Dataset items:

•••

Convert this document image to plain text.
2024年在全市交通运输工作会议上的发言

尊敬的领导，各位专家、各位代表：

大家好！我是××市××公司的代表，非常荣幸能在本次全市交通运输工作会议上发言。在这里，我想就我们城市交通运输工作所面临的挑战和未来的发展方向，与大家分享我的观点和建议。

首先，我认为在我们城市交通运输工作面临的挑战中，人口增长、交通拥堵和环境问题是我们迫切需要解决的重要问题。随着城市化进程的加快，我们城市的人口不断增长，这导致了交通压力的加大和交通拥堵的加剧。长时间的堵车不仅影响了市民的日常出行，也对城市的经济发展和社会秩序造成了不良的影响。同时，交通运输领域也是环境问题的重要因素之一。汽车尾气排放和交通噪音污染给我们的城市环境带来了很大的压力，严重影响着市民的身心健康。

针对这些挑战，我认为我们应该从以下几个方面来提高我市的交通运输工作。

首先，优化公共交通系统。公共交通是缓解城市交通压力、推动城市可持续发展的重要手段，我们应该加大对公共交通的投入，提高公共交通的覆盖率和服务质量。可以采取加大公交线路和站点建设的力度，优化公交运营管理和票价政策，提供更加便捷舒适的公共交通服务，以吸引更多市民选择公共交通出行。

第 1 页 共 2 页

•••

Each of the records should be retyped exactly.

Convert this document image to plain text.
2024年在全市交通运输工作会议上的发言

尊敬的领导，各位专家、各位代表：

大家好！我是××市××公司的代表，非常荣幸能在本次全市交通运输工作会议上发言。在这里，我想就我们城市交通运输工作所面临的挑战和未来的发展方向，与大家分享我的观点和建议。

首先，我认为在我们城市交通运输工作面临的挑战中，人口增长、交通拥堵和环境问题是我们迫切需要解决的重要问题。随着城市化进程的加快，我们城市的人口不断增长，这导致了交通压力的加大和交通拥堵的加剧。长时间的堵车不仅影响了市民的日常出行，也对城市的经济发展和社会秩序造成了不良的影响。同时，交通运输领域也是环境问题的重要因素之一。汽车尾气排放和交通噪音污染给我们的城市环境带来了很大的压力，严重影响着市民的身心健康。

针对这些挑战，我认为我们应该从以下几个方面来提高我市的交通运输工作。

首先，优化公共交通系统。公共交通是缓解城市交通压力、推动城市可持续发展的重要手段，我们应该加大对公共交通的投入，提高公共交通的覆盖率和服务质量。可以采取加大公交线路和站点建设的力度，优化公交运营管理和票价政策，提供更加便捷舒适的公共交通服务，以吸引更多市民选择公共交通出行。

第 1 页 共 2 页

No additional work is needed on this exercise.